- BRIEF
The listing below should be copied in full, word for word.

──────── DATA FOR PROCESSING

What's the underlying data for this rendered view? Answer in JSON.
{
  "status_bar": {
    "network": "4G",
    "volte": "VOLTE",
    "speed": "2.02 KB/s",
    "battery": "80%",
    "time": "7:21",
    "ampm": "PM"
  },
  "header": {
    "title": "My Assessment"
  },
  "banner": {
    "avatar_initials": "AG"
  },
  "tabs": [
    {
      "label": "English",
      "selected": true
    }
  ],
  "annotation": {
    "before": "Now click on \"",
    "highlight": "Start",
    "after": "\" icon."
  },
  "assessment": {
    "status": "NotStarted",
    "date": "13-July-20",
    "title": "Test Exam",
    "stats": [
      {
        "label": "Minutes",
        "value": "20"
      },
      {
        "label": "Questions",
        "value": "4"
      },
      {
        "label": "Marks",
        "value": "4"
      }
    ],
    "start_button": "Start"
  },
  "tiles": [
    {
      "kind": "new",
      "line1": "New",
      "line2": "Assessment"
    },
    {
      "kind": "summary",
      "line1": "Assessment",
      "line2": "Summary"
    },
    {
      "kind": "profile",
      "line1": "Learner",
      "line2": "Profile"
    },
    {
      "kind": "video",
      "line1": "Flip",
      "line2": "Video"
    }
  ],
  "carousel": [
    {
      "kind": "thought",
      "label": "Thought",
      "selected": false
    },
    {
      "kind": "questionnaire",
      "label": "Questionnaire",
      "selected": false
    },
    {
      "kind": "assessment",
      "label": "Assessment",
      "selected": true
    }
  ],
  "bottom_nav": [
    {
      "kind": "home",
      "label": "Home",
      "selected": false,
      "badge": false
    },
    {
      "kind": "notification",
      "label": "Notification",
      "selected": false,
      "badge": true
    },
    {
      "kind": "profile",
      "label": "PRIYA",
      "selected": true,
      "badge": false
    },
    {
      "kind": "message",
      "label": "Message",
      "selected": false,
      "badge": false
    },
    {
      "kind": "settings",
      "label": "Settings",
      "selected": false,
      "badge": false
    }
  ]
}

────────────────

- OUTPUT BELOW
What's the underlying data for this rendered view? Answer in JSON.
{
  "status_bar": {
    "network": "4G",
    "volte": "VOLTE",
    "speed": "2.02 KB/s",
    "battery": "80%",
    "time": "7:21",
    "ampm": "PM"
  },
  "header": {
    "title": "My Assessment"
  },
  "banner": {
    "avatar_initials": "AG"
  },
  "tabs": [
    {
      "label": "English",
      "selected": true
    }
  ],
  "annotation": {
    "before": "Now click on \"",
    "highlight": "Start",
    "after": "\" icon."
  },
  "assessment": {
    "status": "NotStarted",
    "date": "13-July-20",
    "title": "Test Exam",
    "stats": [
      {
        "label": "Minutes",
        "value": "20"
      },
      {
        "label": "Questions",
        "value": "4"
      },
      {
        "label": "Marks",
        "value": "4"
      }
    ],
    "start_button": "Start"
  },
  "tiles": [
    {
      "kind": "new",
      "line1": "New",
      "line2": "Assessment"
    },
    {
      "kind": "summary",
      "line1": "Assessment",
      "line2": "Summary"
    },
    {
      "kind": "profile",
      "line1": "Learner",
      "line2": "Profile"
    },
    {
      "kind": "video",
      "line1": "Flip",
      "line2": "Video"
    }
  ],
  "carousel": [
    {
      "kind": "thought",
      "label": "Thought",
      "selected": false
    },
    {
      "kind": "questionnaire",
      "label": "Questionnaire",
      "selected": false
    },
    {
      "kind": "assessment",
      "label": "Assessment",
      "selected": true
    }
  ],
  "bottom_nav": [
    {
      "kind": "home",
      "label": "Home",
      "selected": false,
      "badge": false
    },
    {
      "kind": "notification",
      "label": "Notification",
      "selected": false,
      "badge": true
    },
    {
      "kind": "profile",
      "label": "PRIYA",
      "selected": true,
      "badge": false
    },
    {
      "kind": "message",
      "label": "Message",
      "selected": false,
      "badge": false
    },
    {
      "kind": "settings",
      "label": "Settings",
      "selected": false,
      "badge": false
    }
  ]
}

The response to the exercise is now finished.